Written task:
Could you write out every entry exactly as it stands?

Input:
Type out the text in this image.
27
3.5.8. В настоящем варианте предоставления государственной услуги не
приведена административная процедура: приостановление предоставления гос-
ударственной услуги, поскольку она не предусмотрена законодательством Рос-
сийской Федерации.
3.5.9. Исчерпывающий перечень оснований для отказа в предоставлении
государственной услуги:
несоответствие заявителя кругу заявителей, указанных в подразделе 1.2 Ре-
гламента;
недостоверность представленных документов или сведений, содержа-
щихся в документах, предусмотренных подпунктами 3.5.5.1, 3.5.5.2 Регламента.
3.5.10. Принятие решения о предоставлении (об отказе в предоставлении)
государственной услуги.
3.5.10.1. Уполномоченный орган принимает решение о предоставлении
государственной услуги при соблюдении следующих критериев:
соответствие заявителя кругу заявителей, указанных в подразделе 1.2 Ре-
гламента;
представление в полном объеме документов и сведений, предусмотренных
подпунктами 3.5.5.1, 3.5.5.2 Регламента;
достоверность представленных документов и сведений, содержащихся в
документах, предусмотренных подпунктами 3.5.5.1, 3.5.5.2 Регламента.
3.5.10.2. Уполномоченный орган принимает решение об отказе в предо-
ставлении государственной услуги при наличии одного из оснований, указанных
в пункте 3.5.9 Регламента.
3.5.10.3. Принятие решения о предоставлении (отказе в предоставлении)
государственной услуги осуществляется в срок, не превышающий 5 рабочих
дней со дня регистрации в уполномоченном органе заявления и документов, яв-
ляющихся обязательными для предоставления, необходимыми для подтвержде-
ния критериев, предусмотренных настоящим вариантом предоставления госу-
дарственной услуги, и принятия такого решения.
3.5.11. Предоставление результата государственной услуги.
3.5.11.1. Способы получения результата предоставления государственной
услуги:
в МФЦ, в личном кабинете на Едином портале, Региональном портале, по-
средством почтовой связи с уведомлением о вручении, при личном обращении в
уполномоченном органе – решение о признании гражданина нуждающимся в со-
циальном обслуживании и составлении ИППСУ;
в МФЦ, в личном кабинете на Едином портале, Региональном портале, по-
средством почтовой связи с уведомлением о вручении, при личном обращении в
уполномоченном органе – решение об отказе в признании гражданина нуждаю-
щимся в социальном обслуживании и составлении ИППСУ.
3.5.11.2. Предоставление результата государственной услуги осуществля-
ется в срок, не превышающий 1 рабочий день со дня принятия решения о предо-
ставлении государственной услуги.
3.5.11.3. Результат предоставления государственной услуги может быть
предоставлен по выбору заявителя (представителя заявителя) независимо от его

Result of this exercise:
Type out the text in this image.
27
3.5.8. В настоящем варианте предоставления государственной услуги не
приведена административная процедура: приостановление предоставления гос-
ударственной услуги, поскольку она не предусмотрена законодательством Рос-
сийской Федерации.
3.5.9. Исчерпывающий перечень оснований для отказа в предоставлении
государственной услуги:
несоответствие заявителя кругу заявителей, указанных в подразделе 1.2 Ре-
гламента;
недостоверность представленных документов или сведений, содержа-
щихся в документах, предусмотренных подпунктами 3.5.5.1, 3.5.5.2 Регламента.
3.5.10. Принятие решения о предоставлении (об отказе в предоставлении)
государственной услуги.
3.5.10.1. Уполномоченный орган принимает решение о предоставлении
государственной услуги при соблюдении следующих критериев:
соответствие заявителя кругу заявителей, указанных в подразделе 1.2 Ре-
гламента;
представление в полном объеме документов и сведений, предусмотренных
подпунктами 3.5.5.1, 3.5.5.2 Регламента;
достоверность представленных документов и сведений, содержащихся в
документах, предусмотренных подпунктами 3.5.5.1, 3.5.5.2 Регламента.
3.5.10.2. Уполномоченный орган принимает решение об отказе в предо-
ставлении государственной услуги при наличии одного из оснований, указанных
в пункте 3.5.9 Регламента.
3.5.10.3. Принятие решения о предоставлении (отказе в предоставлении)
государственной услуги осуществляется в срок, не превышающий 5 рабочих
дней со дня регистрации в уполномоченном органе заявления и документов, яв-
ляющихся обязательными для предоставления, необходимыми для подтвержде-
ния критериев, предусмотренных настоящим вариантом предоставления госу-
дарственной услуги, и принятия такого решения.
3.5.11. Предоставление результата государственной услуги.
3.5.11.1. Способы получения результата предоставления государственной
услуги:
в МФЦ, в личном кабинете на Едином портале, Региональном портале, по-
средством почтовой связи с уведомлением о вручении, при личном обращении в
уполномоченном органе – решение о признании гражданина нуждающимся в со-
циальном обслуживании и составлении ИППСУ;
в МФЦ, в личном кабинете на Едином портале, Региональном портале, по-
средством почтовой связи с уведомлением о вручении, при личном обращении в
уполномоченном органе – решение об отказе в признании гражданина нуждаю-
щимся в социальном обслуживании и составлении ИППСУ.
3.5.11.2. Предоставление результата государственной услуги осуществля-
ется в срок, не превышающий 1 рабочий день со дня принятия решения о предо-
ставлении государственной услуги.
3.5.11.3. Результат предоставления государственной услуги может быть
предоставлен по выбору заявителя (представителя заявителя) независимо от его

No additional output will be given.